§ **What is being asked**
Write out the material again exactly, please, and omit the pictures.

Collection entries
────────────────────────────────────────
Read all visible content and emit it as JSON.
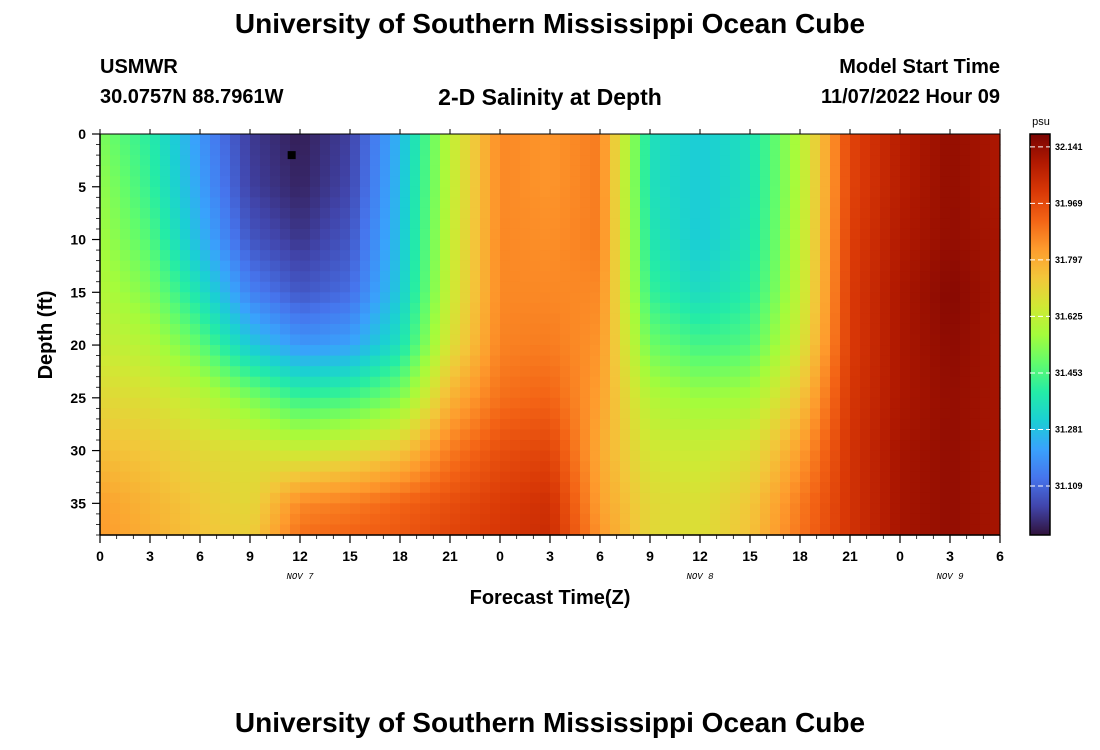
{
  "page": {
    "title_top": "University of Southern Mississippi Ocean Cube",
    "title_bottom": "University of Southern Mississippi Ocean Cube",
    "station": "USMWR",
    "coordinates": "30.0757N  88.7961W",
    "subtitle": "2-D Salinity at Depth",
    "model_start_label": "Model Start Time",
    "model_start_value": "11/07/2022 Hour 09"
  },
  "colors": {
    "colormap": [
      "#30123b",
      "#4145ab",
      "#4675ed",
      "#39a2fc",
      "#1bcfd4",
      "#24eca6",
      "#61fc6c",
      "#a4fc3b",
      "#d1e834",
      "#f3c63a",
      "#fe9b2d",
      "#f36315",
      "#d93806",
      "#b11901",
      "#7a0402"
    ],
    "marker": "#000000"
  },
  "chart_data": {
    "type": "heatmap",
    "title": "2-D Salinity at Depth",
    "xlabel": "Forecast Time(Z)",
    "ylabel": "Depth (ft)",
    "x_tick_labels": [
      "0",
      "3",
      "6",
      "9",
      "12",
      "15",
      "18",
      "21",
      "0",
      "3",
      "6",
      "9",
      "12",
      "15",
      "18",
      "21",
      "0",
      "3",
      "6"
    ],
    "x_range_hours": [
      0,
      54
    ],
    "day_labels": [
      {
        "label": "NOV 7",
        "hour": 12
      },
      {
        "label": "NOV 8",
        "hour": 36
      },
      {
        "label": "NOV 9",
        "hour": 51
      }
    ],
    "y_tick_labels": [
      "0",
      "5",
      "10",
      "15",
      "20",
      "25",
      "30",
      "35"
    ],
    "ylim": [
      38,
      0
    ],
    "colorbar": {
      "unit": "psu",
      "tick_labels": [
        "32.141",
        "31.969",
        "31.797",
        "31.625",
        "31.453",
        "31.281",
        "31.109"
      ],
      "min": 30.96,
      "max": 32.18
    },
    "depth_levels_ft": [
      0,
      5,
      10,
      15,
      20,
      25,
      30,
      35,
      38
    ],
    "salinity_grid": [
      {
        "hour": 0,
        "values": [
          31.52,
          31.55,
          31.57,
          31.6,
          31.64,
          31.7,
          31.76,
          31.82,
          31.83
        ]
      },
      {
        "hour": 3,
        "values": [
          31.4,
          31.42,
          31.46,
          31.52,
          31.6,
          31.68,
          31.74,
          31.78,
          31.79
        ]
      },
      {
        "hour": 6,
        "values": [
          31.2,
          31.22,
          31.26,
          31.36,
          31.48,
          31.62,
          31.7,
          31.74,
          31.75
        ]
      },
      {
        "hour": 9,
        "values": [
          31.03,
          31.04,
          31.08,
          31.16,
          31.3,
          31.52,
          31.68,
          31.7,
          31.72
        ]
      },
      {
        "hour": 12,
        "values": [
          30.98,
          30.99,
          31.02,
          31.08,
          31.2,
          31.42,
          31.64,
          31.86,
          31.9
        ]
      },
      {
        "hour": 15,
        "values": [
          31.04,
          31.05,
          31.08,
          31.12,
          31.22,
          31.44,
          31.68,
          31.88,
          31.92
        ]
      },
      {
        "hour": 18,
        "values": [
          31.26,
          31.27,
          31.28,
          31.3,
          31.36,
          31.52,
          31.74,
          31.92,
          31.94
        ]
      },
      {
        "hour": 21,
        "values": [
          31.62,
          31.62,
          31.63,
          31.64,
          31.68,
          31.78,
          31.88,
          31.96,
          31.98
        ]
      },
      {
        "hour": 24,
        "values": [
          31.86,
          31.86,
          31.86,
          31.86,
          31.87,
          31.9,
          31.96,
          32.0,
          32.01
        ]
      },
      {
        "hour": 27,
        "values": [
          31.84,
          31.84,
          31.85,
          31.86,
          31.88,
          31.92,
          31.98,
          32.03,
          32.04
        ]
      },
      {
        "hour": 30,
        "values": [
          31.88,
          31.88,
          31.88,
          31.86,
          31.84,
          31.82,
          31.8,
          31.82,
          31.84
        ]
      },
      {
        "hour": 33,
        "values": [
          31.36,
          31.36,
          31.38,
          31.42,
          31.5,
          31.6,
          31.66,
          31.7,
          31.7
        ]
      },
      {
        "hour": 36,
        "values": [
          31.3,
          31.3,
          31.3,
          31.34,
          31.44,
          31.56,
          31.64,
          31.68,
          31.68
        ]
      },
      {
        "hour": 39,
        "values": [
          31.36,
          31.36,
          31.37,
          31.4,
          31.46,
          31.58,
          31.68,
          31.74,
          31.75
        ]
      },
      {
        "hour": 42,
        "values": [
          31.6,
          31.6,
          31.61,
          31.62,
          31.66,
          31.74,
          31.82,
          31.88,
          31.89
        ]
      },
      {
        "hour": 45,
        "values": [
          31.98,
          31.98,
          31.99,
          32.0,
          32.0,
          32.01,
          32.02,
          32.02,
          32.02
        ]
      },
      {
        "hour": 48,
        "values": [
          32.08,
          32.08,
          32.09,
          32.1,
          32.1,
          32.1,
          32.11,
          32.11,
          32.11
        ]
      },
      {
        "hour": 51,
        "values": [
          32.14,
          32.14,
          32.14,
          32.16,
          32.15,
          32.14,
          32.14,
          32.14,
          32.14
        ]
      },
      {
        "hour": 54,
        "values": [
          32.1,
          32.1,
          32.11,
          32.11,
          32.11,
          32.11,
          32.11,
          32.11,
          32.11
        ]
      }
    ],
    "marker": {
      "hour": 11.5,
      "depth_ft": 2
    }
  }
}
────────────────────────────────────────
§ **Correct result**
Read all visible content and emit it as JSON.
{
  "page": {
    "title_top": "University of Southern Mississippi Ocean Cube",
    "title_bottom": "University of Southern Mississippi Ocean Cube",
    "station": "USMWR",
    "coordinates": "30.0757N  88.7961W",
    "subtitle": "2-D Salinity at Depth",
    "model_start_label": "Model Start Time",
    "model_start_value": "11/07/2022 Hour 09"
  },
  "colors": {
    "colormap": [
      "#30123b",
      "#4145ab",
      "#4675ed",
      "#39a2fc",
      "#1bcfd4",
      "#24eca6",
      "#61fc6c",
      "#a4fc3b",
      "#d1e834",
      "#f3c63a",
      "#fe9b2d",
      "#f36315",
      "#d93806",
      "#b11901",
      "#7a0402"
    ],
    "marker": "#000000"
  },
  "chart_data": {
    "type": "heatmap",
    "title": "2-D Salinity at Depth",
    "xlabel": "Forecast Time(Z)",
    "ylabel": "Depth (ft)",
    "x_tick_labels": [
      "0",
      "3",
      "6",
      "9",
      "12",
      "15",
      "18",
      "21",
      "0",
      "3",
      "6",
      "9",
      "12",
      "15",
      "18",
      "21",
      "0",
      "3",
      "6"
    ],
    "x_range_hours": [
      0,
      54
    ],
    "day_labels": [
      {
        "label": "NOV 7",
        "hour": 12
      },
      {
        "label": "NOV 8",
        "hour": 36
      },
      {
        "label": "NOV 9",
        "hour": 51
      }
    ],
    "y_tick_labels": [
      "0",
      "5",
      "10",
      "15",
      "20",
      "25",
      "30",
      "35"
    ],
    "ylim": [
      38,
      0
    ],
    "colorbar": {
      "unit": "psu",
      "tick_labels": [
        "32.141",
        "31.969",
        "31.797",
        "31.625",
        "31.453",
        "31.281",
        "31.109"
      ],
      "min": 30.96,
      "max": 32.18
    },
    "depth_levels_ft": [
      0,
      5,
      10,
      15,
      20,
      25,
      30,
      35,
      38
    ],
    "salinity_grid": [
      {
        "hour": 0,
        "values": [
          31.52,
          31.55,
          31.57,
          31.6,
          31.64,
          31.7,
          31.76,
          31.82,
          31.83
        ]
      },
      {
        "hour": 3,
        "values": [
          31.4,
          31.42,
          31.46,
          31.52,
          31.6,
          31.68,
          31.74,
          31.78,
          31.79
        ]
      },
      {
        "hour": 6,
        "values": [
          31.2,
          31.22,
          31.26,
          31.36,
          31.48,
          31.62,
          31.7,
          31.74,
          31.75
        ]
      },
      {
        "hour": 9,
        "values": [
          31.03,
          31.04,
          31.08,
          31.16,
          31.3,
          31.52,
          31.68,
          31.7,
          31.72
        ]
      },
      {
        "hour": 12,
        "values": [
          30.98,
          30.99,
          31.02,
          31.08,
          31.2,
          31.42,
          31.64,
          31.86,
          31.9
        ]
      },
      {
        "hour": 15,
        "values": [
          31.04,
          31.05,
          31.08,
          31.12,
          31.22,
          31.44,
          31.68,
          31.88,
          31.92
        ]
      },
      {
        "hour": 18,
        "values": [
          31.26,
          31.27,
          31.28,
          31.3,
          31.36,
          31.52,
          31.74,
          31.92,
          31.94
        ]
      },
      {
        "hour": 21,
        "values": [
          31.62,
          31.62,
          31.63,
          31.64,
          31.68,
          31.78,
          31.88,
          31.96,
          31.98
        ]
      },
      {
        "hour": 24,
        "values": [
          31.86,
          31.86,
          31.86,
          31.86,
          31.87,
          31.9,
          31.96,
          32.0,
          32.01
        ]
      },
      {
        "hour": 27,
        "values": [
          31.84,
          31.84,
          31.85,
          31.86,
          31.88,
          31.92,
          31.98,
          32.03,
          32.04
        ]
      },
      {
        "hour": 30,
        "values": [
          31.88,
          31.88,
          31.88,
          31.86,
          31.84,
          31.82,
          31.8,
          31.82,
          31.84
        ]
      },
      {
        "hour": 33,
        "values": [
          31.36,
          31.36,
          31.38,
          31.42,
          31.5,
          31.6,
          31.66,
          31.7,
          31.7
        ]
      },
      {
        "hour": 36,
        "values": [
          31.3,
          31.3,
          31.3,
          31.34,
          31.44,
          31.56,
          31.64,
          31.68,
          31.68
        ]
      },
      {
        "hour": 39,
        "values": [
          31.36,
          31.36,
          31.37,
          31.4,
          31.46,
          31.58,
          31.68,
          31.74,
          31.75
        ]
      },
      {
        "hour": 42,
        "values": [
          31.6,
          31.6,
          31.61,
          31.62,
          31.66,
          31.74,
          31.82,
          31.88,
          31.89
        ]
      },
      {
        "hour": 45,
        "values": [
          31.98,
          31.98,
          31.99,
          32.0,
          32.0,
          32.01,
          32.02,
          32.02,
          32.02
        ]
      },
      {
        "hour": 48,
        "values": [
          32.08,
          32.08,
          32.09,
          32.1,
          32.1,
          32.1,
          32.11,
          32.11,
          32.11
        ]
      },
      {
        "hour": 51,
        "values": [
          32.14,
          32.14,
          32.14,
          32.16,
          32.15,
          32.14,
          32.14,
          32.14,
          32.14
        ]
      },
      {
        "hour": 54,
        "values": [
          32.1,
          32.1,
          32.11,
          32.11,
          32.11,
          32.11,
          32.11,
          32.11,
          32.11
        ]
      }
    ],
    "marker": {
      "hour": 11.5,
      "depth_ft": 2
    }
  }
}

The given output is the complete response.